**Dataset content**
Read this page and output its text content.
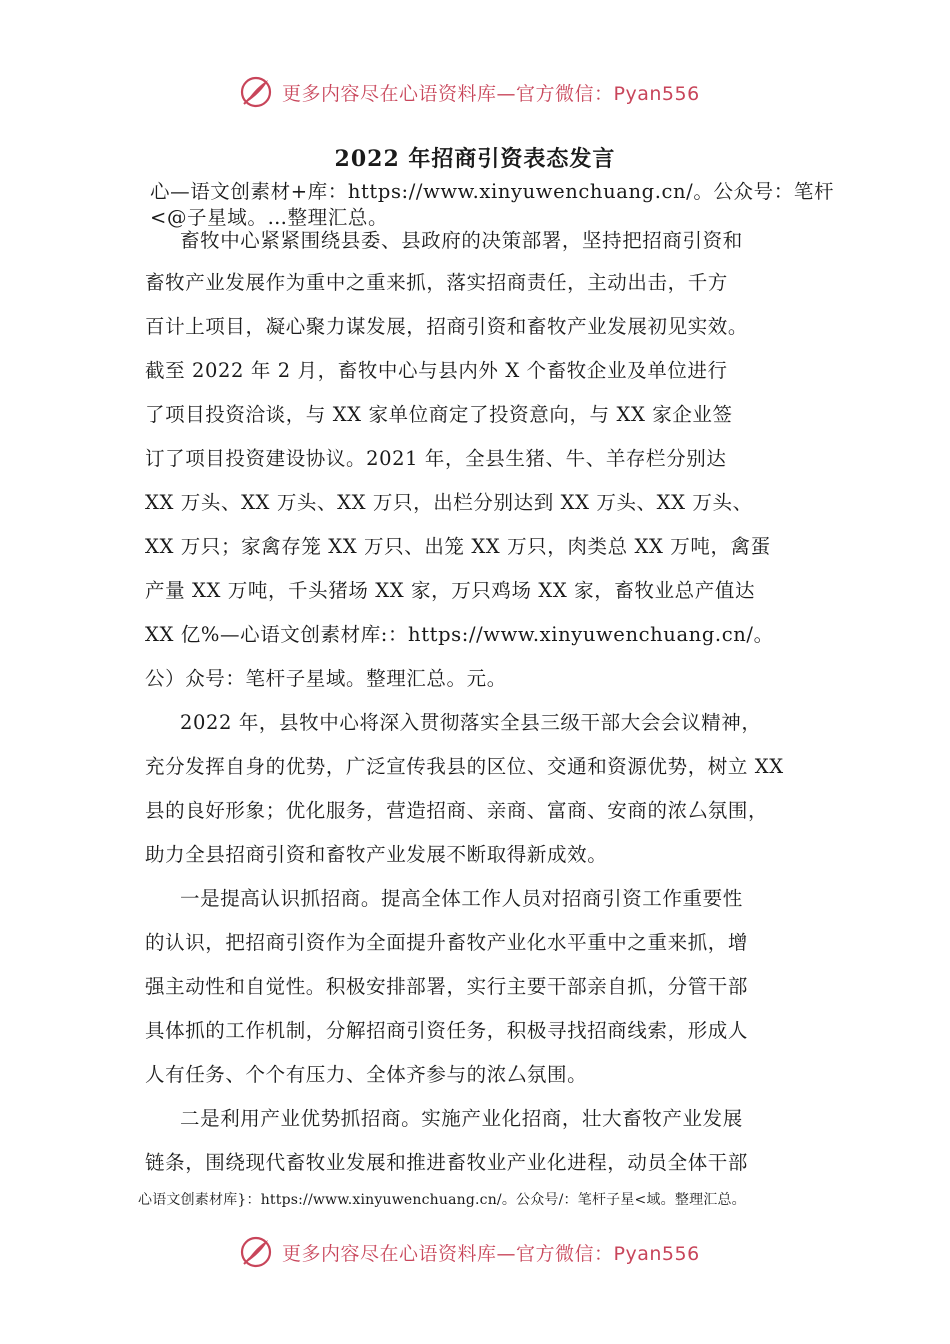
更多内容尽在心语资料库—官方微信：Pyan556
2022 年招商引资表态发言
心—语文创素材+库：https://www.xinyuwenchuang.cn/。公众号：笔杆
<@子星域。…整理汇总。
畜牧中心紧紧围绕县委、县政府的决策部署，坚持把招商引资和
畜牧产业发展作为重中之重来抓，落实招商责任，主动出击，千方
百计上项目，凝心聚力谋发展，招商引资和畜牧产业发展初见实效。
截至 2022 年 2 月，畜牧中心与县内外 X 个畜牧企业及单位进行
了项目投资洽谈，与 XX 家单位商定了投资意向，与 XX 家企业签
订了项目投资建设协议。2021 年，全县生猪、牛、羊存栏分别达
XX 万头、XX 万头、XX 万只，出栏分别达到 XX 万头、XX 万头、
XX 万只；家禽存笼 XX 万只、出笼 XX 万只，肉类总 XX 万吨，禽蛋
产量 XX 万吨，千头猪场 XX 家，万只鸡场 XX 家，畜牧业总产值达
XX 亿%—心语文创素材库:：https://www.xinyuwenchuang.cn/。
公）众号：笔杆子星域。整理汇总。元。
2022 年，县牧中心将深入贯彻落实全县三级干部大会会议精神，
充分发挥自身的优势，广泛宣传我县的区位、交通和资源优势，树立 XX
县的良好形象；优化服务，营造招商、亲商、富商、安商的浓厶氛围，
助力全县招商引资和畜牧产业发展不断取得新成效。
一是提高认识抓招商。提高全体工作人员对招商引资工作重要性
的认识，把招商引资作为全面提升畜牧产业化水平重中之重来抓，增
强主动性和自觉性。积极安排部署，实行主要干部亲自抓，分管干部
具体抓的工作机制，分解招商引资任务，积极寻找招商线索，形成人
人有任务、个个有压力、全体齐参与的浓厶氛围。
二是利用产业优势抓招商。实施产业化招商，壮大畜牧产业发展
链条，围绕现代畜牧业发展和推进畜牧业产业化进程，动员全体干部
心语文创素材库}：https://www.xinyuwenchuang.cn/。公众号/：笔杆子星<域。整理汇总。
更多内容尽在心语资料库—官方微信：Pyan556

**Request**
Without the pictures, restate all of the entries above verbatim.

**Final result**
Read this page and output its text content.
更多内容尽在心语资料库—官方微信：Pyan556
2022 年招商引资表态发言
心—语文创素材+库：https://www.xinyuwenchuang.cn/。公众号：笔杆
<@子星域。…整理汇总。
畜牧中心紧紧围绕县委、县政府的决策部署，坚持把招商引资和
畜牧产业发展作为重中之重来抓，落实招商责任，主动出击，千方
百计上项目，凝心聚力谋发展，招商引资和畜牧产业发展初见实效。
截至 2022 年 2 月，畜牧中心与县内外 X 个畜牧企业及单位进行
了项目投资洽谈，与 XX 家单位商定了投资意向，与 XX 家企业签
订了项目投资建设协议。2021 年，全县生猪、牛、羊存栏分别达
XX 万头、XX 万头、XX 万只，出栏分别达到 XX 万头、XX 万头、
XX 万只；家禽存笼 XX 万只、出笼 XX 万只，肉类总 XX 万吨，禽蛋
产量 XX 万吨，千头猪场 XX 家，万只鸡场 XX 家，畜牧业总产值达
XX 亿%—心语文创素材库:：https://www.xinyuwenchuang.cn/。
公）众号：笔杆子星域。整理汇总。元。
2022 年，县牧中心将深入贯彻落实全县三级干部大会会议精神，
充分发挥自身的优势，广泛宣传我县的区位、交通和资源优势，树立 XX
县的良好形象；优化服务，营造招商、亲商、富商、安商的浓厶氛围，
助力全县招商引资和畜牧产业发展不断取得新成效。
一是提高认识抓招商。提高全体工作人员对招商引资工作重要性
的认识，把招商引资作为全面提升畜牧产业化水平重中之重来抓，增
强主动性和自觉性。积极安排部署，实行主要干部亲自抓，分管干部
具体抓的工作机制，分解招商引资任务，积极寻找招商线索，形成人
人有任务、个个有压力、全体齐参与的浓厶氛围。
二是利用产业优势抓招商。实施产业化招商，壮大畜牧产业发展
链条，围绕现代畜牧业发展和推进畜牧业产业化进程，动员全体干部
心语文创素材库}：https://www.xinyuwenchuang.cn/。公众号/：笔杆子星<域。整理汇总。
更多内容尽在心语资料库—官方微信：Pyan556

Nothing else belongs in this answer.